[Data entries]
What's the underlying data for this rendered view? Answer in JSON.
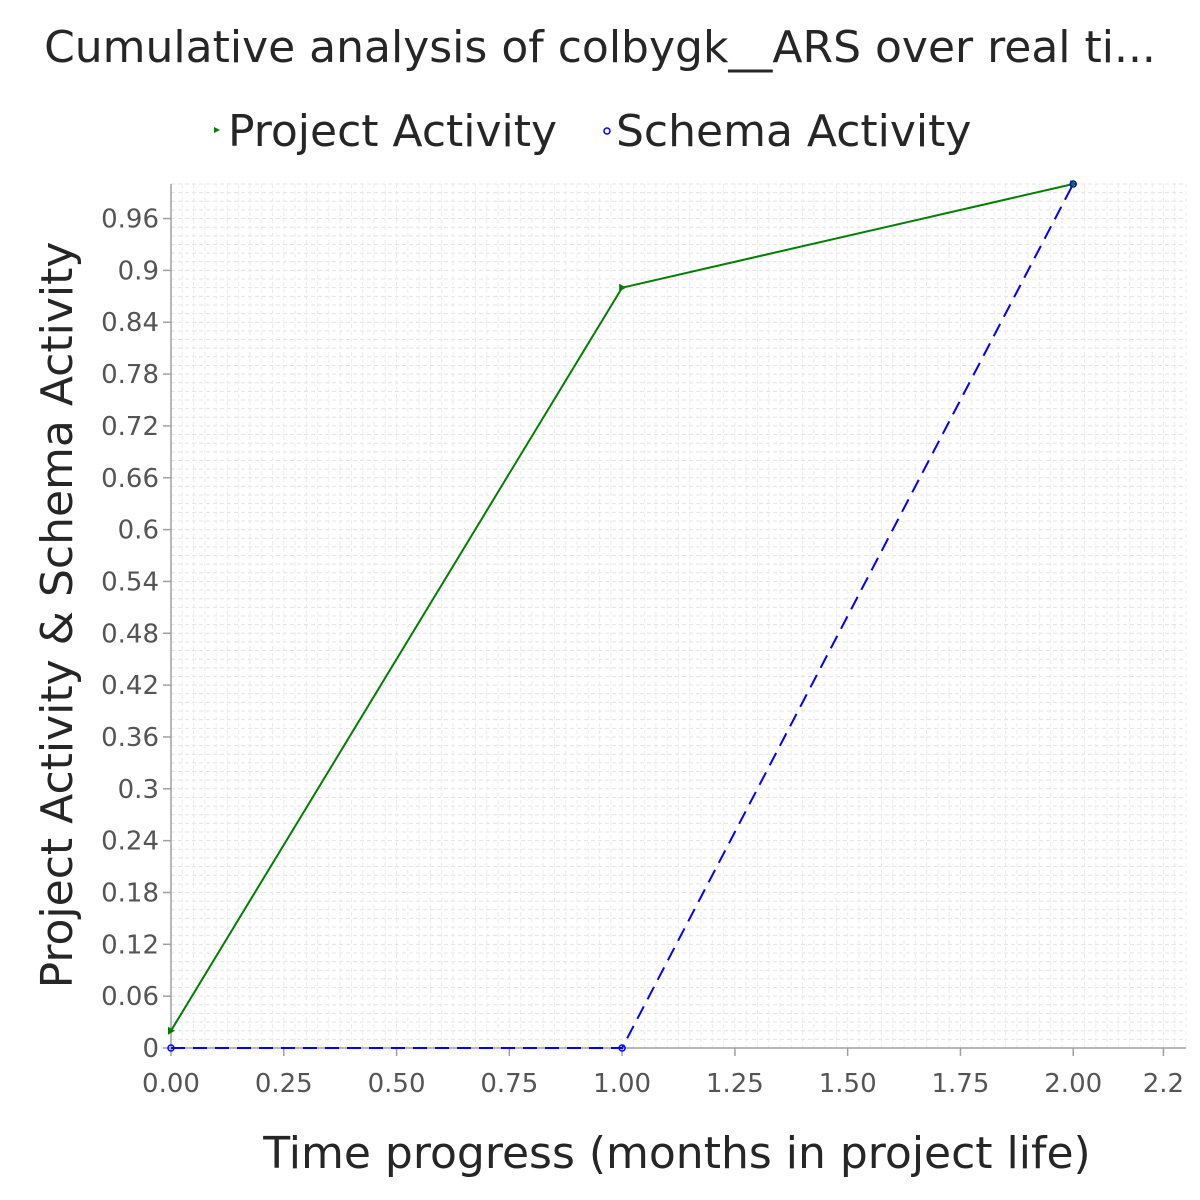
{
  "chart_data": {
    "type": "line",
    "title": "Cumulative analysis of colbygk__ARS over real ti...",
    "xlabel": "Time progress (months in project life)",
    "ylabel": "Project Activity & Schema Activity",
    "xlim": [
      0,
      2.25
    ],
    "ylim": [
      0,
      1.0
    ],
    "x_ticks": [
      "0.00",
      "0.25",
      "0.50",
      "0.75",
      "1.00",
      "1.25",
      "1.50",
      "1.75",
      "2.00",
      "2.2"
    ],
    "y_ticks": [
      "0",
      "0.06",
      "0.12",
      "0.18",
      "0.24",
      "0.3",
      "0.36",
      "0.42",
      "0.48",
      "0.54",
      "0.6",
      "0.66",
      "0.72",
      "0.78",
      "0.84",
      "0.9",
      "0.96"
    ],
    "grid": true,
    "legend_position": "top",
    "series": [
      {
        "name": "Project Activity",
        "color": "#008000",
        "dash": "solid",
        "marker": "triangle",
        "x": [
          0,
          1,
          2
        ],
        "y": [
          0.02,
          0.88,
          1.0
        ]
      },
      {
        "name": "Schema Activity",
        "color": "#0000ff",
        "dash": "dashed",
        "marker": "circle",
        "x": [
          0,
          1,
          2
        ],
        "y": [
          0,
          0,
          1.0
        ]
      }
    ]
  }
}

**Exercise objective**
Only lines with the word "name" should be collected from the material.

**Finished task**
        "name": "Project Activity",
        "name": "Schema Activity",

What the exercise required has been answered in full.